▶ ENTRIES PROVIDED
-*-

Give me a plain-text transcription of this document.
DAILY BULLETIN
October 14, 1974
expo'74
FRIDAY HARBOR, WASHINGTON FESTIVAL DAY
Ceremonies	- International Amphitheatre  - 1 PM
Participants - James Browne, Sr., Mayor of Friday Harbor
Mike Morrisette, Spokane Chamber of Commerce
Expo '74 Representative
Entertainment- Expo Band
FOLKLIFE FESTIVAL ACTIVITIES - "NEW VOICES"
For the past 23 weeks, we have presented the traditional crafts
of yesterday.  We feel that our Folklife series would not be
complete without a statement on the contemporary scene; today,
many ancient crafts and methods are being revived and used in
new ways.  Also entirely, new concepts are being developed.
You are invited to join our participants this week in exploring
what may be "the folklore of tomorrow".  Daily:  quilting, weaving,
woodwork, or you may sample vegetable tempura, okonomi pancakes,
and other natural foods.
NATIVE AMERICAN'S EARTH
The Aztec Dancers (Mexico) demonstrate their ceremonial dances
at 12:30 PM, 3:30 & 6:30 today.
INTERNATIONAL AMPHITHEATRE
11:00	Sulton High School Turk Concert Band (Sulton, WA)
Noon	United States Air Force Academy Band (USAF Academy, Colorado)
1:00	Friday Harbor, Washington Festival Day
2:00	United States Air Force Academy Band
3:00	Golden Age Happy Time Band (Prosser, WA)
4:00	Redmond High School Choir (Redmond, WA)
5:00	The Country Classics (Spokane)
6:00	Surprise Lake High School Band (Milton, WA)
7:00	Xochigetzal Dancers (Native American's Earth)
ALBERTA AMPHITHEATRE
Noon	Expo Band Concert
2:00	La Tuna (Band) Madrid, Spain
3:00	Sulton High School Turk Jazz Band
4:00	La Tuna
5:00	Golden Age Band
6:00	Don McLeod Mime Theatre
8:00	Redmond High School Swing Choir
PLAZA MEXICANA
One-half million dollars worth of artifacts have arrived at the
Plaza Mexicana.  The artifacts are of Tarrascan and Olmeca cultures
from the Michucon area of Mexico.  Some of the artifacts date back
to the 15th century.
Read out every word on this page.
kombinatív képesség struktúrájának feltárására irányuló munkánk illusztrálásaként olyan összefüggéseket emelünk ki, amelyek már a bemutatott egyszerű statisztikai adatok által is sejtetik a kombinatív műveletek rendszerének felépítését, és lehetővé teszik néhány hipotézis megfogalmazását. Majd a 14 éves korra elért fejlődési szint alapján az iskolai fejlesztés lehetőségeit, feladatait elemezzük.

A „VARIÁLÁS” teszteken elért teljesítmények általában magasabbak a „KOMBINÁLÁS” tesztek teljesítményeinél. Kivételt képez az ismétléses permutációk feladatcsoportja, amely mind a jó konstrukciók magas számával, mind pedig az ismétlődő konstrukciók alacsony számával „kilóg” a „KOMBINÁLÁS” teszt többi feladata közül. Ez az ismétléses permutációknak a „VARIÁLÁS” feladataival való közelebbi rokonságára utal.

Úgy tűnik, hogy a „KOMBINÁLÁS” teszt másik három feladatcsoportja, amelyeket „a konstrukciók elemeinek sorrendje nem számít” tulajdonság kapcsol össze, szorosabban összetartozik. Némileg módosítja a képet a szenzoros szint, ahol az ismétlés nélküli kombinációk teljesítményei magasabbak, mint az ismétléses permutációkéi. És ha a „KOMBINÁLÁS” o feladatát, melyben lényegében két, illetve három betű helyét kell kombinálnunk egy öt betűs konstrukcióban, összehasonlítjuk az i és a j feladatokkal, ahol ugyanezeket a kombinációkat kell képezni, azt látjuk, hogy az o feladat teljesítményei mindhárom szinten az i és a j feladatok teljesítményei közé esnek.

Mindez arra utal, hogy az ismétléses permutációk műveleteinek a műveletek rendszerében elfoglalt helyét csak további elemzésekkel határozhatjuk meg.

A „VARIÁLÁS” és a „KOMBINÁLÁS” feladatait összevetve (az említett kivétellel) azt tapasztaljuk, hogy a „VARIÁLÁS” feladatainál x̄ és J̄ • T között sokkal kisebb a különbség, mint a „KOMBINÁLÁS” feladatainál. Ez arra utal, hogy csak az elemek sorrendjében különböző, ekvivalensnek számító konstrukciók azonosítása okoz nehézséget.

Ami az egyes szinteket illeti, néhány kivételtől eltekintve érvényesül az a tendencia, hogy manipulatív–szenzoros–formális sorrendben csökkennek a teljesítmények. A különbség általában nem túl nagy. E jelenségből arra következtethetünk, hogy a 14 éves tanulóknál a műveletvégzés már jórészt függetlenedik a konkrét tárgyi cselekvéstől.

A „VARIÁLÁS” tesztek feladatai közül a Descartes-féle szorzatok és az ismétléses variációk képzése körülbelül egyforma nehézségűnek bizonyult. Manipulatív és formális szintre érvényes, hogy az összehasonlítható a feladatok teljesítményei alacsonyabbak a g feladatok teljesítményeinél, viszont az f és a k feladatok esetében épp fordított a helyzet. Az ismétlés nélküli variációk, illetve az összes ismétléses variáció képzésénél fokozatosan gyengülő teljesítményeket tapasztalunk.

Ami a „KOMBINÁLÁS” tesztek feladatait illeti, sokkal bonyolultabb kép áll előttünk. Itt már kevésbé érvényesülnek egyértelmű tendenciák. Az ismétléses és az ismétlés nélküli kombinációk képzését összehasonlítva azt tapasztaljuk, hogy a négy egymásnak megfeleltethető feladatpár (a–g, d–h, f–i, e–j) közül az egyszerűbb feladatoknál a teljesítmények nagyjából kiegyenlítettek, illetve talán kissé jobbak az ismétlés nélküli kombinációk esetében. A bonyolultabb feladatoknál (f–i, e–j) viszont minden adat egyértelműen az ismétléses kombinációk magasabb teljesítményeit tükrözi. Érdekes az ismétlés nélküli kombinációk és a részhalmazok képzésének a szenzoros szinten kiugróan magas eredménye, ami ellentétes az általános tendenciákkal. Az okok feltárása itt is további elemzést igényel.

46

-*-

▶ WHAT YOU HAVE TO DO
Pick out each line containing "mint" and report it.

▶ RESPONSE TO THE TASK
Úgy tűnik, hogy a „KOMBINÁLÁS” teszt másik három feladatcsoportja, amelyeket „a konstrukciók elemeinek sorrendje nem számít” tulajdonság kapcsol össze, szorosabban összetartozik. Némileg módosítja a képet a szenzoros szint, ahol az ismétlés nélküli kombinációk teljesítményei magasabbak, mint az ismétléses permutációkéi. És ha a „KOMBINÁLÁS” o feladatát, melyben lényegében két, illetve három betű helyét kell kombinálnunk egy öt betűs konstrukcióban, összehasonlítjuk az i és a j feladatokkal, ahol ugyanezeket a kombinációkat kell képezni, azt látjuk, hogy az o feladat teljesítményei mindhárom szinten az i és a j feladatok teljesítményei közé esnek.
A „VARIÁLÁS” és a „KOMBINÁLÁS” feladatait összevetve (az említett kivétellel) azt tapasztaljuk, hogy a „VARIÁLÁS” feladatainál x̄ és J̄ • T között sokkal kisebb a különbség, mint a „KOMBINÁLÁS” feladatainál. Ez arra utal, hogy csak az elemek sorrendjében különböző, ekvivalensnek számító konstrukciók azonosítása okoz nehézséget.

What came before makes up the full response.